Repeat every line exactly, keeping the pictures out of the copy.

[Items listed in a dataset]

···

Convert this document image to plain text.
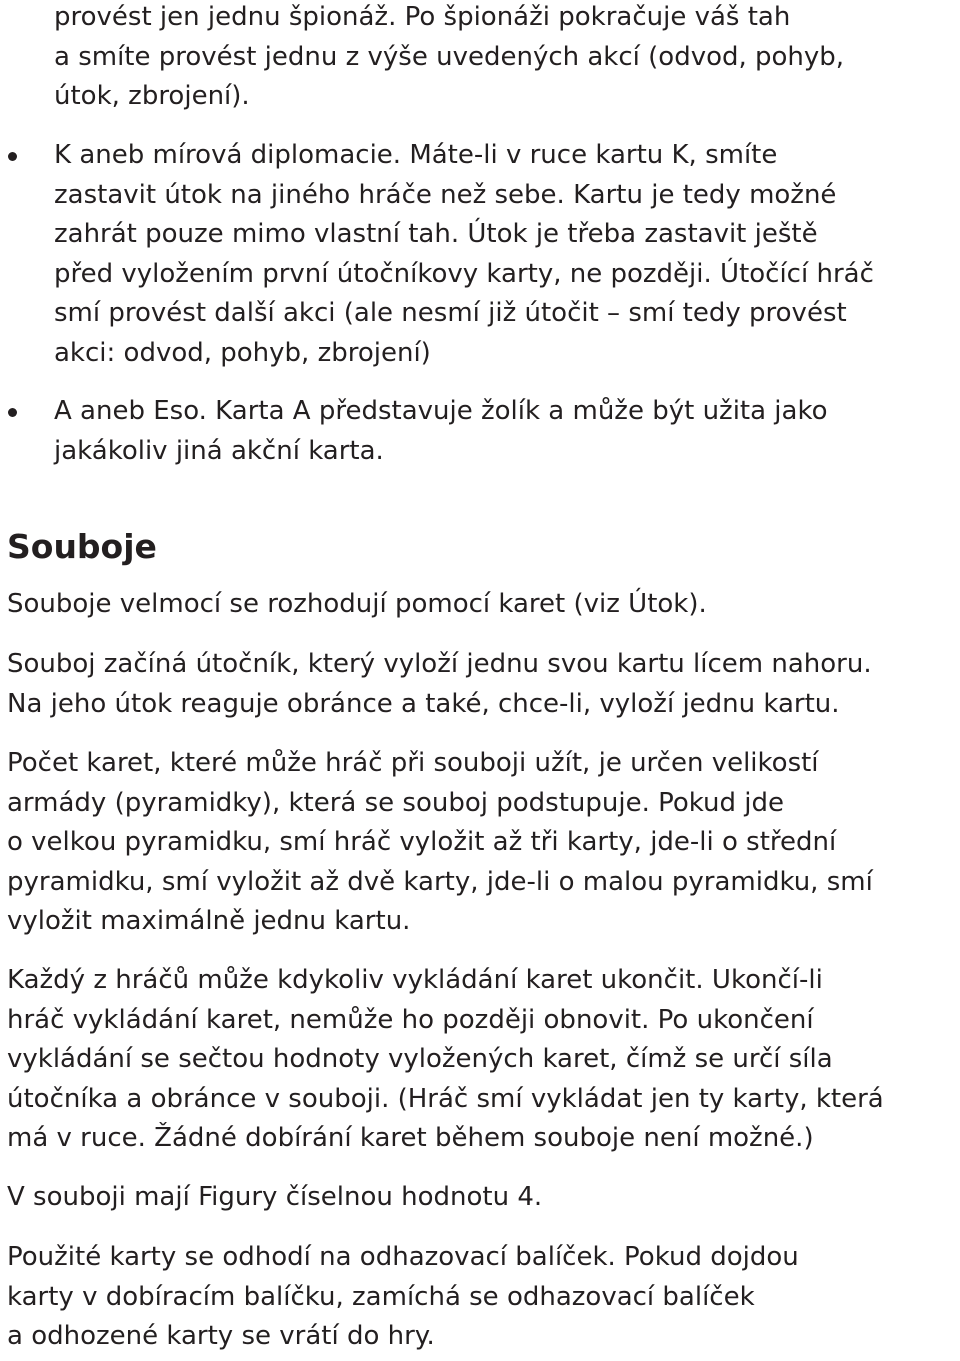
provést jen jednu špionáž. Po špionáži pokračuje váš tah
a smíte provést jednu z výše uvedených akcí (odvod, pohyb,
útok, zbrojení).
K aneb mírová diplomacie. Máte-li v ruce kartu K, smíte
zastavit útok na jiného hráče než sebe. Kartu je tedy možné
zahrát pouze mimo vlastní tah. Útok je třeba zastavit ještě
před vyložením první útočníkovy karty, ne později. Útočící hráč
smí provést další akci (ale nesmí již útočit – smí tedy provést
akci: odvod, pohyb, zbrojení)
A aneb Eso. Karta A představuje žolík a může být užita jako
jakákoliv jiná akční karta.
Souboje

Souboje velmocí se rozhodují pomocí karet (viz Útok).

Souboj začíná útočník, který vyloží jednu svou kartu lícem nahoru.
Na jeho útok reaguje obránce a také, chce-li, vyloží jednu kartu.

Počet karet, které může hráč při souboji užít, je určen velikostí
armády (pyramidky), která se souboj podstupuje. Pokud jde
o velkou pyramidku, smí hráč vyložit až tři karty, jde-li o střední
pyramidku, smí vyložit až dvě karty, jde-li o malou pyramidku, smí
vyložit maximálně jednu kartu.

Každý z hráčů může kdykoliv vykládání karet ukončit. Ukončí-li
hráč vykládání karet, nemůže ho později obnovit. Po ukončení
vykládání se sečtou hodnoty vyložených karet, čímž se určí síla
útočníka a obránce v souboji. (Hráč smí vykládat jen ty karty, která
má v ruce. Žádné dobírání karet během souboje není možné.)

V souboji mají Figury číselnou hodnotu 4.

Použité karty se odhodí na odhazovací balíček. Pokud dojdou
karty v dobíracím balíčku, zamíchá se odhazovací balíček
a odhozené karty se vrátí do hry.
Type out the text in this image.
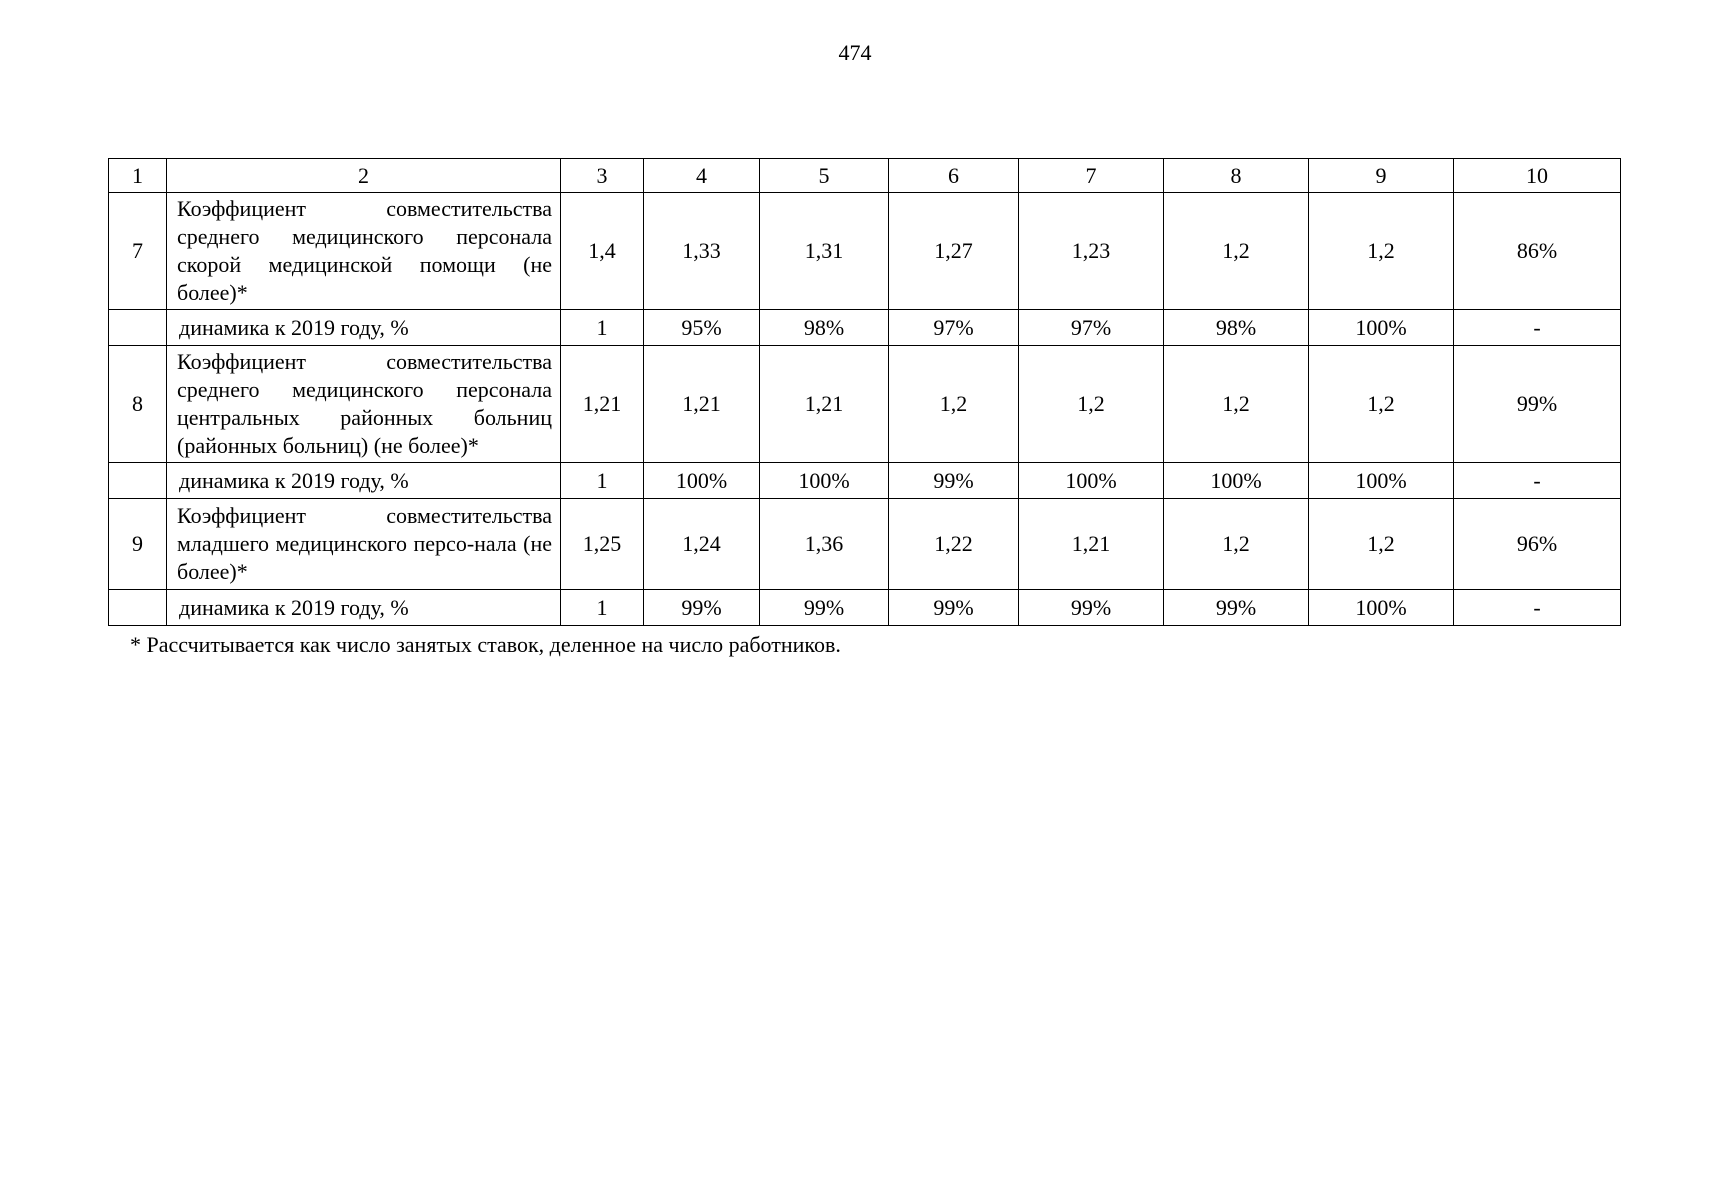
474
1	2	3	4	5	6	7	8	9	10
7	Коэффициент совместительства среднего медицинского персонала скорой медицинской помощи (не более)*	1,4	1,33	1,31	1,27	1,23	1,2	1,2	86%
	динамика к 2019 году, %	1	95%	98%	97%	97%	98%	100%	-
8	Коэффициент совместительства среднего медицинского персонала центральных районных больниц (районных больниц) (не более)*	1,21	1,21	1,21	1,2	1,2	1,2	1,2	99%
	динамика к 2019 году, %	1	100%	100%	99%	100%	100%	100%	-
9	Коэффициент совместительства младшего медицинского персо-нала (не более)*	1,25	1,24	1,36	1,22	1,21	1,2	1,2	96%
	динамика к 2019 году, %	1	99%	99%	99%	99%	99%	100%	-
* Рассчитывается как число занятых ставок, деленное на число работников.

···

The output
Convert this document image to plain text.
provést jen jednu špionáž. Po špionáži pokračuje váš tah
a smíte provést jednu z výše uvedených akcí (odvod, pohyb,
útok, zbrojení).
K aneb mírová diplomacie. Máte-li v ruce kartu K, smíte
zastavit útok na jiného hráče než sebe. Kartu je tedy možné
zahrát pouze mimo vlastní tah. Útok je třeba zastavit ještě
před vyložením první útočníkovy karty, ne později. Útočící hráč
smí provést další akci (ale nesmí již útočit – smí tedy provést
akci: odvod, pohyb, zbrojení)
A aneb Eso. Karta A představuje žolík a může být užita jako
jakákoliv jiná akční karta.
Souboje

Souboje velmocí se rozhodují pomocí karet (viz Útok).

Souboj začíná útočník, který vyloží jednu svou kartu lícem nahoru.
Na jeho útok reaguje obránce a také, chce-li, vyloží jednu kartu.

Počet karet, které může hráč při souboji užít, je určen velikostí
armády (pyramidky), která se souboj podstupuje. Pokud jde
o velkou pyramidku, smí hráč vyložit až tři karty, jde-li o střední
pyramidku, smí vyložit až dvě karty, jde-li o malou pyramidku, smí
vyložit maximálně jednu kartu.

Každý z hráčů může kdykoliv vykládání karet ukončit. Ukončí-li
hráč vykládání karet, nemůže ho později obnovit. Po ukončení
vykládání se sečtou hodnoty vyložených karet, čímž se určí síla
útočníka a obránce v souboji. (Hráč smí vykládat jen ty karty, která
má v ruce. Žádné dobírání karet během souboje není možné.)

V souboji mají Figury číselnou hodnotu 4.

Použité karty se odhodí na odhazovací balíček. Pokud dojdou
karty v dobíracím balíčku, zamíchá se odhazovací balíček
a odhozené karty se vrátí do hry.
Type out the text in this image.
474
1	2	3	4	5	6	7	8	9	10
7	Коэффициент совместительства среднего медицинского персонала скорой медицинской помощи (не более)*	1,4	1,33	1,31	1,27	1,23	1,2	1,2	86%
	динамика к 2019 году, %	1	95%	98%	97%	97%	98%	100%	-
8	Коэффициент совместительства среднего медицинского персонала центральных районных больниц (районных больниц) (не более)*	1,21	1,21	1,21	1,2	1,2	1,2	1,2	99%
	динамика к 2019 году, %	1	100%	100%	99%	100%	100%	100%	-
9	Коэффициент совместительства младшего медицинского персо-нала (не более)*	1,25	1,24	1,36	1,22	1,21	1,2	1,2	96%
	динамика к 2019 году, %	1	99%	99%	99%	99%	99%	100%	-
* Рассчитывается как число занятых ставок, деленное на число работников.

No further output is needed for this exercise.